• LISTING:

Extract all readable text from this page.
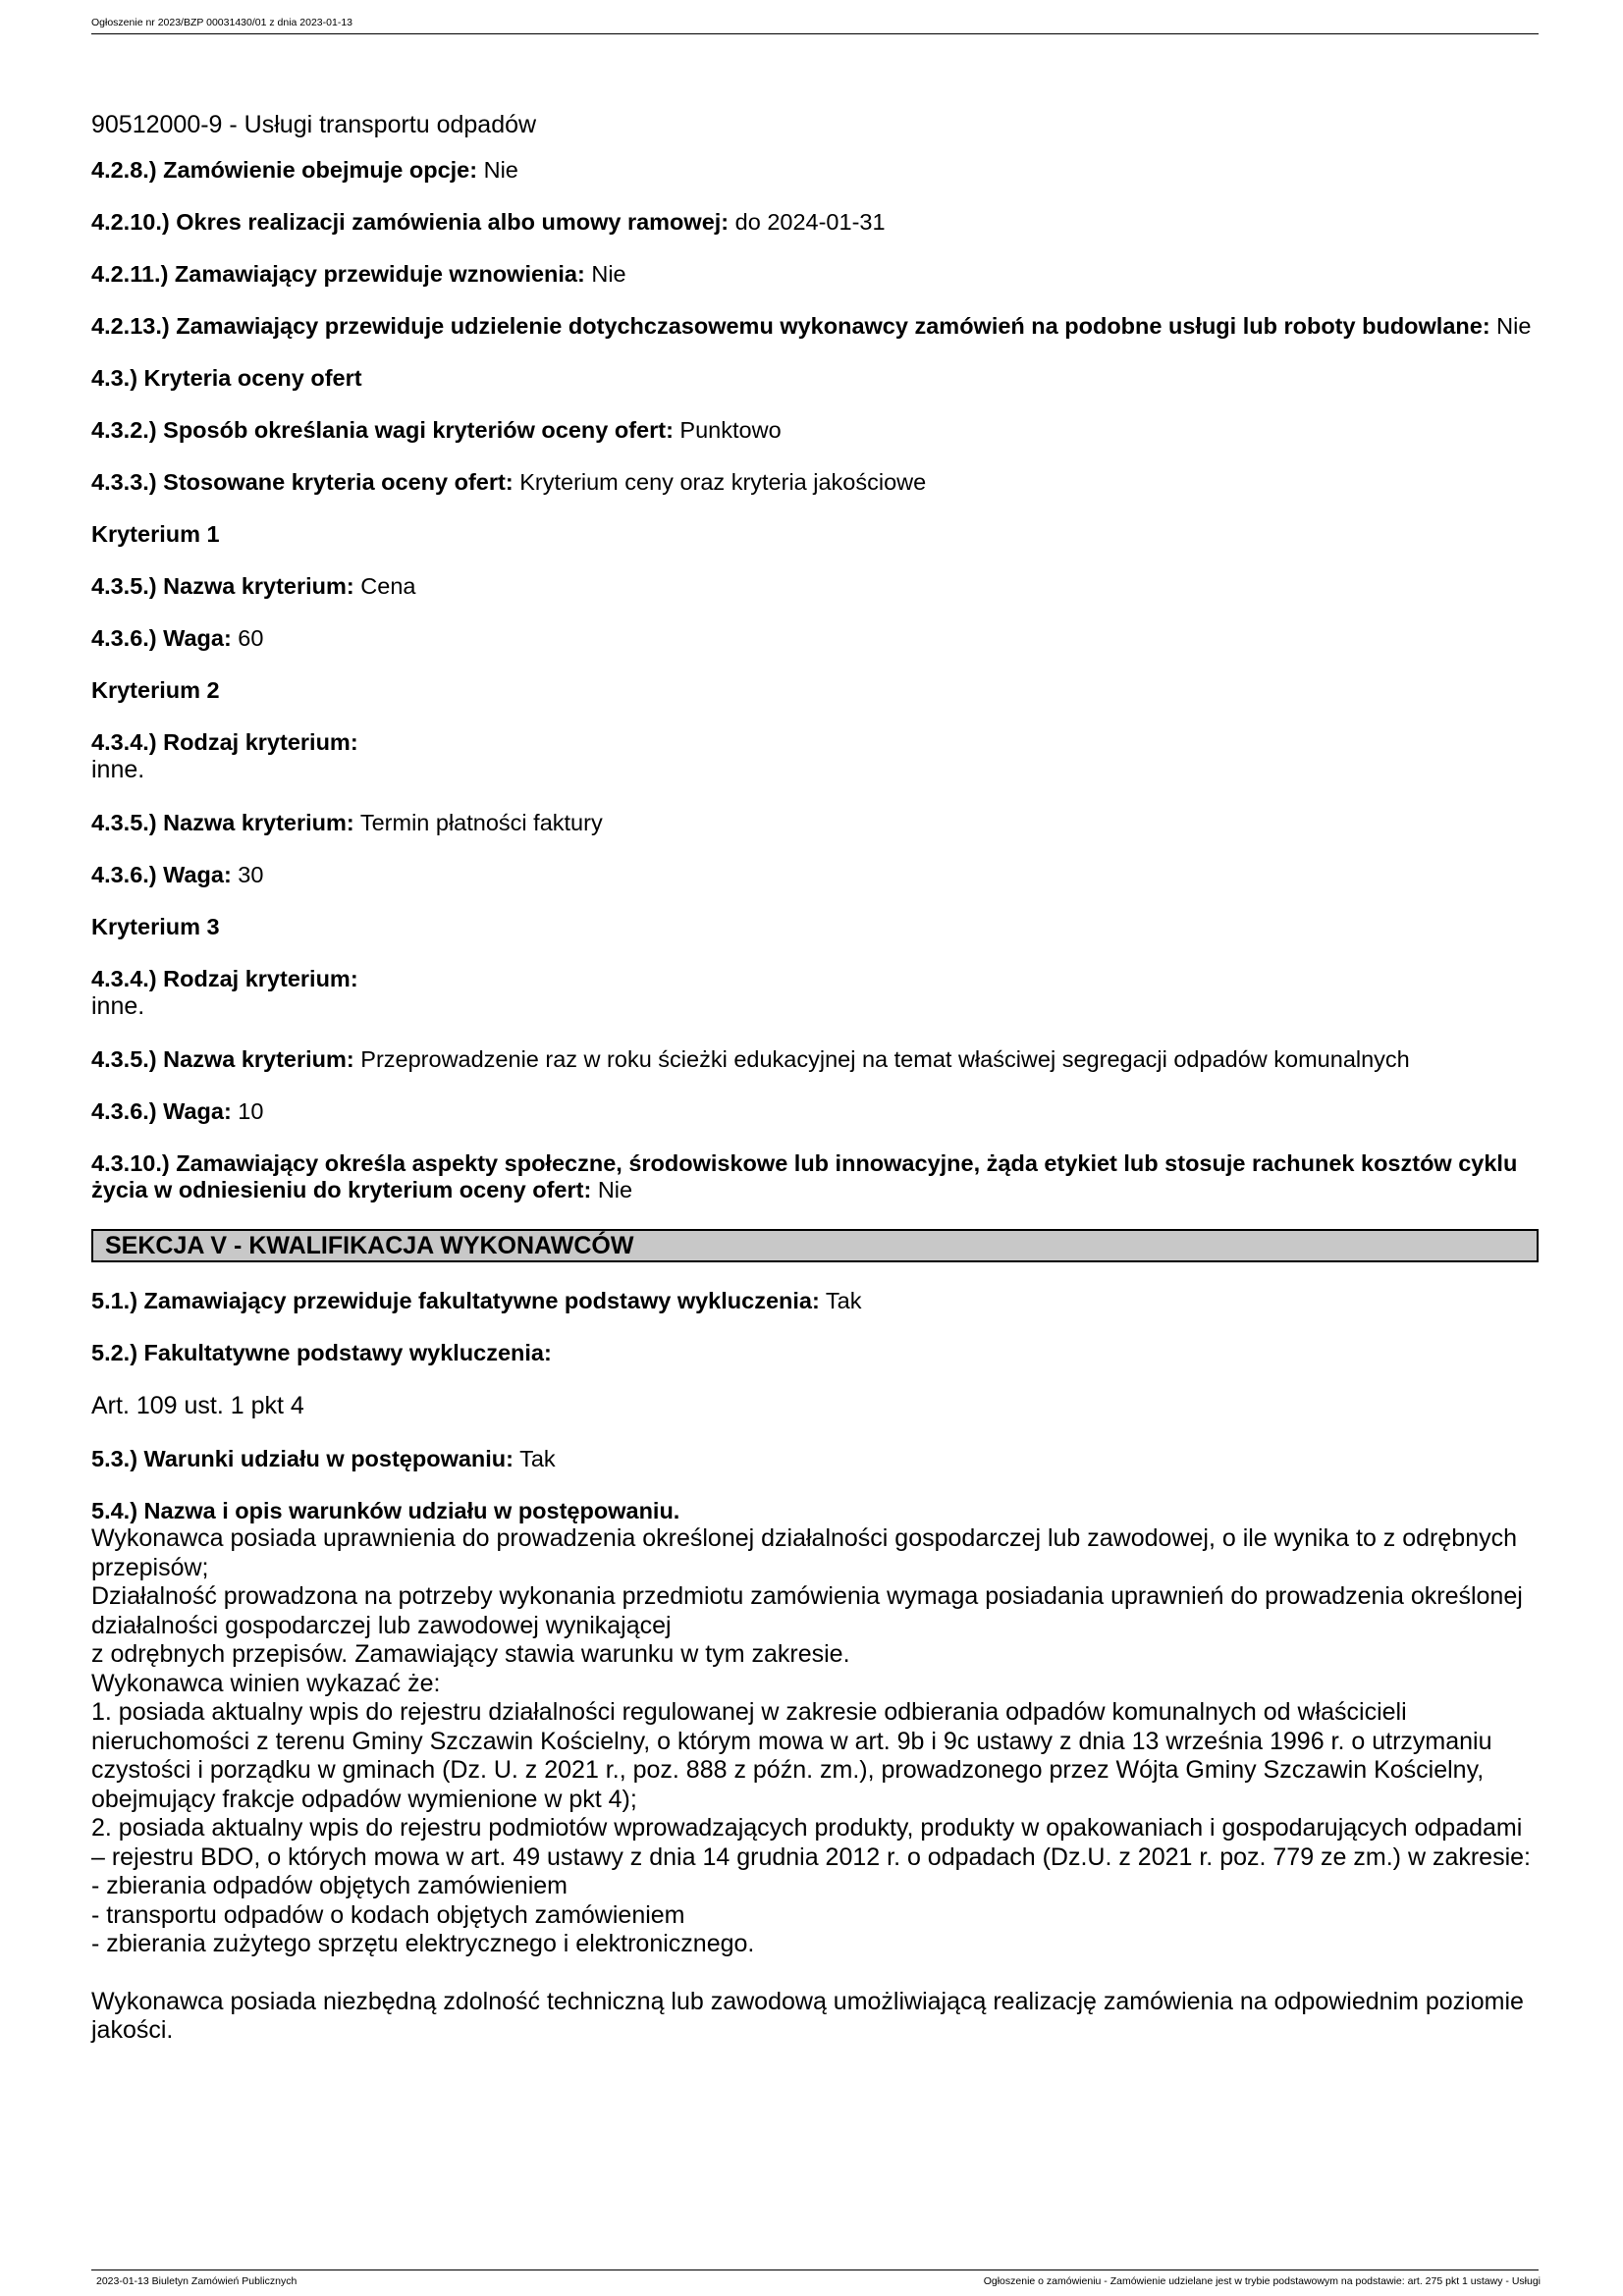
Ogłoszenie nr 2023/BZP 00031430/01 z dnia 2023-01-13

90512000-9 - Usługi transportu odpadów

4.2.8.) Zamówienie obejmuje opcje: Nie

4.2.10.) Okres realizacji zamówienia albo umowy ramowej: do 2024-01-31

4.2.11.) Zamawiający przewiduje wznowienia: Nie

4.2.13.) Zamawiający przewiduje udzielenie dotychczasowemu wykonawcy zamówień na podobne usługi lub roboty budowlane: Nie

4.3.) Kryteria oceny ofert

4.3.2.) Sposób określania wagi kryteriów oceny ofert: Punktowo

4.3.3.) Stosowane kryteria oceny ofert: Kryterium ceny oraz kryteria jakościowe

Kryterium 1

4.3.5.) Nazwa kryterium: Cena

4.3.6.) Waga: 60

Kryterium 2

4.3.4.) Rodzaj kryterium:
inne.

4.3.5.) Nazwa kryterium: Termin płatności faktury

4.3.6.) Waga: 30

Kryterium 3

4.3.4.) Rodzaj kryterium:
inne.

4.3.5.) Nazwa kryterium: Przeprowadzenie raz w roku ścieżki edukacyjnej na temat właściwej segregacji odpadów komunalnych

4.3.6.) Waga: 10

4.3.10.) Zamawiający określa aspekty społeczne, środowiskowe lub innowacyjne, żąda etykiet lub stosuje rachunek kosztów cyklu życia w odniesieniu do kryterium oceny ofert: Nie

SEKCJA V - KWALIFIKACJA WYKONAWCÓW

5.1.) Zamawiający przewiduje fakultatywne podstawy wykluczenia: Tak

5.2.) Fakultatywne podstawy wykluczenia:

Art. 109 ust. 1 pkt 4

5.3.) Warunki udziału w postępowaniu: Tak

5.4.) Nazwa i opis warunków udziału w postępowaniu.
Wykonawca posiada uprawnienia do prowadzenia określonej działalności gospodarczej lub zawodowej, o ile wynika to z odrębnych przepisów;
Działalność prowadzona na potrzeby wykonania przedmiotu zamówienia wymaga posiadania uprawnień do prowadzenia określonej działalności gospodarczej lub zawodowej wynikającej
z odrębnych przepisów. Zamawiający stawia warunku w tym zakresie.
Wykonawca winien wykazać że:
1. posiada aktualny wpis do rejestru działalności regulowanej w zakresie odbierania odpadów komunalnych od właścicieli nieruchomości z terenu Gminy Szczawin Kościelny, o którym mowa w art. 9b i 9c ustawy z dnia 13 września 1996 r. o utrzymaniu czystości i porządku w gminach (Dz. U. z 2021 r., poz. 888 z późn. zm.), prowadzonego przez Wójta Gminy Szczawin Kościelny, obejmujący frakcje odpadów wymienione w pkt 4);
2. posiada aktualny wpis do rejestru podmiotów wprowadzających produkty, produkty w opakowaniach i gospodarujących odpadami – rejestru BDO, o których mowa w art. 49 ustawy z dnia 14 grudnia 2012 r. o odpadach (Dz.U. z 2021 r. poz. 779 ze zm.) w zakresie:
- zbierania odpadów objętych zamówieniem
- transportu odpadów o kodach objętych zamówieniem
- zbierania zużytego sprzętu elektrycznego i elektronicznego.
Wykonawca posiada niezbędną zdolność techniczną lub zawodową umożliwiającą realizację zamówienia na odpowiednim poziomie jakości.
2023-01-13 Biuletyn Zamówień Publicznych	Ogłoszenie o zamówieniu - Zamówienie udzielane jest w trybie podstawowym na podstawie: art. 275 pkt 1 ustawy - Usługi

• OBJECTIVE:
List every line above that contains the word "zawodowej".

• FINAL ANSWER:
Wykonawca posiada uprawnienia do prowadzenia określonej działalności gospodarczej lub zawodowej, o ile wynika to z odrębnych przepisów;
Działalność prowadzona na potrzeby wykonania przedmiotu zamówienia wymaga posiadania uprawnień do prowadzenia określonej działalności gospodarczej lub zawodowej wynikającej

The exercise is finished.